[DIRECTIVE]
Would it be possible to quote, exactly and in full, the lines from the one with "What's the underlying" through the end of the entries below?

[GIVEN RECORDS]
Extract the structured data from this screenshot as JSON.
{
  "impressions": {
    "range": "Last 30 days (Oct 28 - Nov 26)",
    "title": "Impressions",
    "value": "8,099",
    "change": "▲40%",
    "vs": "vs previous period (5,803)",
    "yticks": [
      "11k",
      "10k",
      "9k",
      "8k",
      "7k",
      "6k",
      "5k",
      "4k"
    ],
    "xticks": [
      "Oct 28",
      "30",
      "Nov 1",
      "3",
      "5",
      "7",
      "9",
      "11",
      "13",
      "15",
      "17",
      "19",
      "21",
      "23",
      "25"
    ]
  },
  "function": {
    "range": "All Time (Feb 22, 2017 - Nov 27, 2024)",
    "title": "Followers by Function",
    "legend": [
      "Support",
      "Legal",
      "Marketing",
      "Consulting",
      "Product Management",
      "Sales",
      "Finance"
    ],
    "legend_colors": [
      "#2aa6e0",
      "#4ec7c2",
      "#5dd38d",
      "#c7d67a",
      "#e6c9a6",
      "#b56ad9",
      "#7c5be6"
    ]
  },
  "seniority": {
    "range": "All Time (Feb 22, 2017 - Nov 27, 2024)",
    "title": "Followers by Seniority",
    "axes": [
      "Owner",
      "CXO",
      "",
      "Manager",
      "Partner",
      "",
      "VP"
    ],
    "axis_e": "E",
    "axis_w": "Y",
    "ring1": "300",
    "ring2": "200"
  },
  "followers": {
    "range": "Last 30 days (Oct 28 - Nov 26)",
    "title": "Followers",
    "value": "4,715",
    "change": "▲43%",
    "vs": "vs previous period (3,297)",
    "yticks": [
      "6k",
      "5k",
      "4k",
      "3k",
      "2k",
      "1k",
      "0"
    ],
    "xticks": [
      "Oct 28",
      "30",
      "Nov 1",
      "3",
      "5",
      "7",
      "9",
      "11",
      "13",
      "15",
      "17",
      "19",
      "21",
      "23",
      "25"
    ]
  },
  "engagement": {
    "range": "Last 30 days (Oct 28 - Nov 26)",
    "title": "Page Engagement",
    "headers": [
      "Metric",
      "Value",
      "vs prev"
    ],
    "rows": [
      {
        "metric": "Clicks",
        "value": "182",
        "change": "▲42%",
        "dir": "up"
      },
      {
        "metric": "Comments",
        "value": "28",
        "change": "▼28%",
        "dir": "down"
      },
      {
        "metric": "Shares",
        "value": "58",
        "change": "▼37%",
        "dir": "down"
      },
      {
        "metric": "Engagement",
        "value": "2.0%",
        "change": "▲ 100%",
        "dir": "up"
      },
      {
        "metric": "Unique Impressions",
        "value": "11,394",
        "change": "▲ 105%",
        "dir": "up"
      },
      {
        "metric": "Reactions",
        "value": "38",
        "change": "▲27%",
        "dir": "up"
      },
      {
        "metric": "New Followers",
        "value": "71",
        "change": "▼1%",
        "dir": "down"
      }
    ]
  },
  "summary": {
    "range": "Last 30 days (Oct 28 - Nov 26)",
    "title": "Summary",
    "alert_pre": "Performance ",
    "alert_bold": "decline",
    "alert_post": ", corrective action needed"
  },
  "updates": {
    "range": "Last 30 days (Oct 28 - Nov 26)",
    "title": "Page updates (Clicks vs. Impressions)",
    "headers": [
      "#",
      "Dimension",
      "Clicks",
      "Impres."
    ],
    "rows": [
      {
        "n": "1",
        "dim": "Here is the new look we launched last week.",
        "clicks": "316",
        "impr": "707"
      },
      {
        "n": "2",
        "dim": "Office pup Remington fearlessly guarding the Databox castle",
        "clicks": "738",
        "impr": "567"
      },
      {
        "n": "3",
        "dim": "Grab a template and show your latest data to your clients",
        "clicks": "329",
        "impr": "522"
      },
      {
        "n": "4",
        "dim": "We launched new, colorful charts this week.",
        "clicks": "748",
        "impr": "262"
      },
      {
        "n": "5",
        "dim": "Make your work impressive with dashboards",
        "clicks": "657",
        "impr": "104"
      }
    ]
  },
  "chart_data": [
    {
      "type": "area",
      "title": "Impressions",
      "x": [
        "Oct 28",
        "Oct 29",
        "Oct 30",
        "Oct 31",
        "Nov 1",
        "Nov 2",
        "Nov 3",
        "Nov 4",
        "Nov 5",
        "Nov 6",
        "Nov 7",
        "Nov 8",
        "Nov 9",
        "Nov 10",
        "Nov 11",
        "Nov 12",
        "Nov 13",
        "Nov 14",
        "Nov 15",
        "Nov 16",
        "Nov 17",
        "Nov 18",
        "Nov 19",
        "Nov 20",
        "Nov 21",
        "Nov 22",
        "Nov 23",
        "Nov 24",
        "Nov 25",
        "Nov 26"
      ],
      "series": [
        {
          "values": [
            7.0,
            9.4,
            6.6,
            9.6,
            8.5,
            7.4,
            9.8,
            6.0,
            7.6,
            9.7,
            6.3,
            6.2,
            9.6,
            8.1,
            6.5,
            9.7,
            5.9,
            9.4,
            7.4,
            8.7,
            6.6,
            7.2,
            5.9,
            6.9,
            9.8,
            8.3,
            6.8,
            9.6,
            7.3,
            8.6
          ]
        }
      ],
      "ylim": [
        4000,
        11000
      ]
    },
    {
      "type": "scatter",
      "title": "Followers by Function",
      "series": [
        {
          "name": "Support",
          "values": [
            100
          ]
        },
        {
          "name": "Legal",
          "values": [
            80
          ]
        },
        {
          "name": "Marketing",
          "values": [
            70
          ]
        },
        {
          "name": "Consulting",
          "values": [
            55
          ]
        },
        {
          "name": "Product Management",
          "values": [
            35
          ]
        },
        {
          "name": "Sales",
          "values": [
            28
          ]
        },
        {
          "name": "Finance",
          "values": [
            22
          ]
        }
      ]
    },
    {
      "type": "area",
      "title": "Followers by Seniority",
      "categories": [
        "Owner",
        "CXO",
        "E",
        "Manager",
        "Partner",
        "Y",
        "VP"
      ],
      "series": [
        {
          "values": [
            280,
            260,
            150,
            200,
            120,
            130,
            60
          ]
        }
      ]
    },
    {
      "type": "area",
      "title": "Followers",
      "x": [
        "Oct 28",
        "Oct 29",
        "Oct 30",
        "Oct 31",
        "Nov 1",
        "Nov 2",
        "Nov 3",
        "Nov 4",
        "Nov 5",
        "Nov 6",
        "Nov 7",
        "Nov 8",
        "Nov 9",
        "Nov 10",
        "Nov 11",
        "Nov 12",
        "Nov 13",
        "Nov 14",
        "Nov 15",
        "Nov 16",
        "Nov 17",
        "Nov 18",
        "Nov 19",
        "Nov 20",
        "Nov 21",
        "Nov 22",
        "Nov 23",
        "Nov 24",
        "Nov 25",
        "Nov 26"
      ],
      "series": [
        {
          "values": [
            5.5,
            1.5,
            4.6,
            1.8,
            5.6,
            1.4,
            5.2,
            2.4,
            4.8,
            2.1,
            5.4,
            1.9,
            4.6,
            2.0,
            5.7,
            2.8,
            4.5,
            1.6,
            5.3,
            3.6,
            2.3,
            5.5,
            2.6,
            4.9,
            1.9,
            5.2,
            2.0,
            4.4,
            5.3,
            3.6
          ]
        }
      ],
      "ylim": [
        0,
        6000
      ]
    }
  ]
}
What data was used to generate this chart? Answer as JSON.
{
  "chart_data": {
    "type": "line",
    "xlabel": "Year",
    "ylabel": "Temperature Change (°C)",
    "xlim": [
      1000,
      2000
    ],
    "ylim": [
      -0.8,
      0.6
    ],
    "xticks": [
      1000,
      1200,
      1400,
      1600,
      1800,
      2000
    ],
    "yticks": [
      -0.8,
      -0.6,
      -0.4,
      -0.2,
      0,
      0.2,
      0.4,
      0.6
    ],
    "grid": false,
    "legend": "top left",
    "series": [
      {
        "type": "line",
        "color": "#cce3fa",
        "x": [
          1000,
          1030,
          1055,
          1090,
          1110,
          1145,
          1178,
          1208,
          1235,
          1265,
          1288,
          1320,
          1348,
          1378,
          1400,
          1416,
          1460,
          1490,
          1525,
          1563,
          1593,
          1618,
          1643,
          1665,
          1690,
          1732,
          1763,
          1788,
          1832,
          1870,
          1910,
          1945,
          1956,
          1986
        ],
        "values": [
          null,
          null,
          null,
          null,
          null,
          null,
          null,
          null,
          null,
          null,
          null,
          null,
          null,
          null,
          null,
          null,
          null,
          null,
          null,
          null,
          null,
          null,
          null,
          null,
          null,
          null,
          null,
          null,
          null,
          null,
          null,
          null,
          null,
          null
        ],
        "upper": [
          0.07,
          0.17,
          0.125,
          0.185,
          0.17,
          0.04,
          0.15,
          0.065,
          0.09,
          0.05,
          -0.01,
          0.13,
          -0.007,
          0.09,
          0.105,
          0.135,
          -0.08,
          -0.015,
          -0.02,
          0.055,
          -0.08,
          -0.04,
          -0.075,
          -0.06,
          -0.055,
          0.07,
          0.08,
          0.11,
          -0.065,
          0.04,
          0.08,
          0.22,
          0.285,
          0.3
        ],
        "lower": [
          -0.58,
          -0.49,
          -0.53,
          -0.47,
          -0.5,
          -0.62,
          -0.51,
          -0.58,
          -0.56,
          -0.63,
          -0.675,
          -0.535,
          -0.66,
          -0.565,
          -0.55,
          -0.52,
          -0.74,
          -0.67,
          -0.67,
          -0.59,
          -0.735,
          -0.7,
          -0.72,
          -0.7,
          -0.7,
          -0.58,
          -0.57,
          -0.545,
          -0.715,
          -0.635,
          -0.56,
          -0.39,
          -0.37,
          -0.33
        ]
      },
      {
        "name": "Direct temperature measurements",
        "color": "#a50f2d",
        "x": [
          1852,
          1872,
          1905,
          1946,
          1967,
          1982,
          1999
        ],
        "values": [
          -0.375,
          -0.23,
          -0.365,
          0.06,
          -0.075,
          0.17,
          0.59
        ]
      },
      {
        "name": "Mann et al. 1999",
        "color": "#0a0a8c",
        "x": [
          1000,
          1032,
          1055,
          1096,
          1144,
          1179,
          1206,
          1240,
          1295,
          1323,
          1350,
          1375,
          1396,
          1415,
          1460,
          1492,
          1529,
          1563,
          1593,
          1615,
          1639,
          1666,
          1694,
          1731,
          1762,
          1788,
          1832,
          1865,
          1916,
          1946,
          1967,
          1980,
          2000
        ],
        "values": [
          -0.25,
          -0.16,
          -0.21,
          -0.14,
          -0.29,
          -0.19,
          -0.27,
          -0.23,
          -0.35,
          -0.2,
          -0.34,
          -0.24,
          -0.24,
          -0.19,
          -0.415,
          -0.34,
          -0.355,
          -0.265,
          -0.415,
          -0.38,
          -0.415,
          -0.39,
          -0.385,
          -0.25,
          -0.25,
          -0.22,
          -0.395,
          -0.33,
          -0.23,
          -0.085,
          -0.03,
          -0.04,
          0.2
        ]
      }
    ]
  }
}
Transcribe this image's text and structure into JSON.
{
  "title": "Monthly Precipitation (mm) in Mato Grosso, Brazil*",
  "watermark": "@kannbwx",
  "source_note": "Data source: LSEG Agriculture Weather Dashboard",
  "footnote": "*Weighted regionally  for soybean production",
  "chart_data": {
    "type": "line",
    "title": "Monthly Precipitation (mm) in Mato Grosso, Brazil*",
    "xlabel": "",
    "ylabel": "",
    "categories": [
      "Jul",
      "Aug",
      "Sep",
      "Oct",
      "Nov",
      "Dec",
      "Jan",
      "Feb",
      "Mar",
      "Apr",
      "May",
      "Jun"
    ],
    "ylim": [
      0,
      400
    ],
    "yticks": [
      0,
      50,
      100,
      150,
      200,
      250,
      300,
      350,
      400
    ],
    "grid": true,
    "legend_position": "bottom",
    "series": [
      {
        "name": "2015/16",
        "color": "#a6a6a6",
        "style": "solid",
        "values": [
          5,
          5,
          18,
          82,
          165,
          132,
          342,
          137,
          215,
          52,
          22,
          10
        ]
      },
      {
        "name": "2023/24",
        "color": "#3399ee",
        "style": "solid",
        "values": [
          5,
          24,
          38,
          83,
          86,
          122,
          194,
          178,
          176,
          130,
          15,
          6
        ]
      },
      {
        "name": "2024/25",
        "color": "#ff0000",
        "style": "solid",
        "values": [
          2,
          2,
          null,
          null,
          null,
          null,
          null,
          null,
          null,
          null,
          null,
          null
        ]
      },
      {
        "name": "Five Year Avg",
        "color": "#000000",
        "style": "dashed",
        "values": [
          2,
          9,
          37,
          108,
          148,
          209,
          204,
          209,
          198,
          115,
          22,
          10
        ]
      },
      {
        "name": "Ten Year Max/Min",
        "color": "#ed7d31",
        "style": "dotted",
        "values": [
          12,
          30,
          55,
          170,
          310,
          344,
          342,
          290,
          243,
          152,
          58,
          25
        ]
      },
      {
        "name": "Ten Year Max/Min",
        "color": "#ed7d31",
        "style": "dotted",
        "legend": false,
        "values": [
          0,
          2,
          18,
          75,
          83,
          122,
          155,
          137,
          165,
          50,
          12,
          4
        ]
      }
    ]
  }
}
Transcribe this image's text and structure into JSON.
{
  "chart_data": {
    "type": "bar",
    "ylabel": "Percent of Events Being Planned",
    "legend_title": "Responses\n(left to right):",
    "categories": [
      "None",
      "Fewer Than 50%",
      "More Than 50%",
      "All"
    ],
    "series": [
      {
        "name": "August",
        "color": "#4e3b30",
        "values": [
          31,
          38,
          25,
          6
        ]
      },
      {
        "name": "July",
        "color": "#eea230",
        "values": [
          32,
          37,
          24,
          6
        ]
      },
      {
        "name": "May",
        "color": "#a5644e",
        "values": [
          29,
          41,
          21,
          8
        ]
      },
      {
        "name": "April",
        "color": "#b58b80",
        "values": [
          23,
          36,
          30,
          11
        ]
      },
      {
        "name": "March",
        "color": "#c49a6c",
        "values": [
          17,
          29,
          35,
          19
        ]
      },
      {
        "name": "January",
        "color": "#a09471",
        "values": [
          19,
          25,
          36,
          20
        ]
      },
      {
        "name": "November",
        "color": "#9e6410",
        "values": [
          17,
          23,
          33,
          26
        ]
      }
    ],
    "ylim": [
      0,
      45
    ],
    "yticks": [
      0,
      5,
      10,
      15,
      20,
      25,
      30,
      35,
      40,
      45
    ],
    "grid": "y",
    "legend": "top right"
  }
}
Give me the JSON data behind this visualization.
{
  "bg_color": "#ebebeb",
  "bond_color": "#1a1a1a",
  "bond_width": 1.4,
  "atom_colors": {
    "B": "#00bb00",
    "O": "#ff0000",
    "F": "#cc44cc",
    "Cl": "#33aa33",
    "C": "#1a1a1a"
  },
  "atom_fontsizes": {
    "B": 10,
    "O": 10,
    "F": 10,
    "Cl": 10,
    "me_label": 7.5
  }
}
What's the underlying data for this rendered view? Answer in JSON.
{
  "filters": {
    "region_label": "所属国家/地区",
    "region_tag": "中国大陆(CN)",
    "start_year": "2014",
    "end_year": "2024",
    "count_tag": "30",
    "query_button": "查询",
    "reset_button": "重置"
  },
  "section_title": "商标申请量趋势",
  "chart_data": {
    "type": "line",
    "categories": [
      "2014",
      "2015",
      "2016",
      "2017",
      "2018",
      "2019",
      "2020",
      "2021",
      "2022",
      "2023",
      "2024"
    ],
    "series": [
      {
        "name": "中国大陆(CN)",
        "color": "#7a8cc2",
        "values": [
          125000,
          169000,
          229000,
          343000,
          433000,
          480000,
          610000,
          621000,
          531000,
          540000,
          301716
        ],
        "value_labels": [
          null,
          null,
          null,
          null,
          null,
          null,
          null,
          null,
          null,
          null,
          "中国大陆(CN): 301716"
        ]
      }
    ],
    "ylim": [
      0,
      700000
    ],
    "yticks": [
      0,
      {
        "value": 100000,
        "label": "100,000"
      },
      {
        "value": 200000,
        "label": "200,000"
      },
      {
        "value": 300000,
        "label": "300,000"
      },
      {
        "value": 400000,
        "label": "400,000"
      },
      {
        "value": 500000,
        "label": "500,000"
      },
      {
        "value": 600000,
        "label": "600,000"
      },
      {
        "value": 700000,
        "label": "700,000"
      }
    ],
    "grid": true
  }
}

[SOLUTION TO THE PROBLEM]
What's the underlying data for this rendered view? Answer in JSON.
{
  "filters": {
    "region_label": "所属国家/地区",
    "region_tag": "中国大陆(CN)",
    "start_year": "2014",
    "end_year": "2024",
    "count_tag": "30",
    "query_button": "查询",
    "reset_button": "重置"
  },
  "section_title": "商标申请量趋势",
  "chart_data": {
    "type": "line",
    "categories": [
      "2014",
      "2015",
      "2016",
      "2017",
      "2018",
      "2019",
      "2020",
      "2021",
      "2022",
      "2023",
      "2024"
    ],
    "series": [
      {
        "name": "中国大陆(CN)",
        "color": "#7a8cc2",
        "values": [
          125000,
          169000,
          229000,
          343000,
          433000,
          480000,
          610000,
          621000,
          531000,
          540000,
          301716
        ],
        "value_labels": [
          null,
          null,
          null,
          null,
          null,
          null,
          null,
          null,
          null,
          null,
          "中国大陆(CN): 301716"
        ]
      }
    ],
    "ylim": [
      0,
      700000
    ],
    "yticks": [
      0,
      {
        "value": 100000,
        "label": "100,000"
      },
      {
        "value": 200000,
        "label": "200,000"
      },
      {
        "value": 300000,
        "label": "300,000"
      },
      {
        "value": 400000,
        "label": "400,000"
      },
      {
        "value": 500000,
        "label": "500,000"
      },
      {
        "value": 600000,
        "label": "600,000"
      },
      {
        "value": 700000,
        "label": "700,000"
      }
    ],
    "grid": true
  }
}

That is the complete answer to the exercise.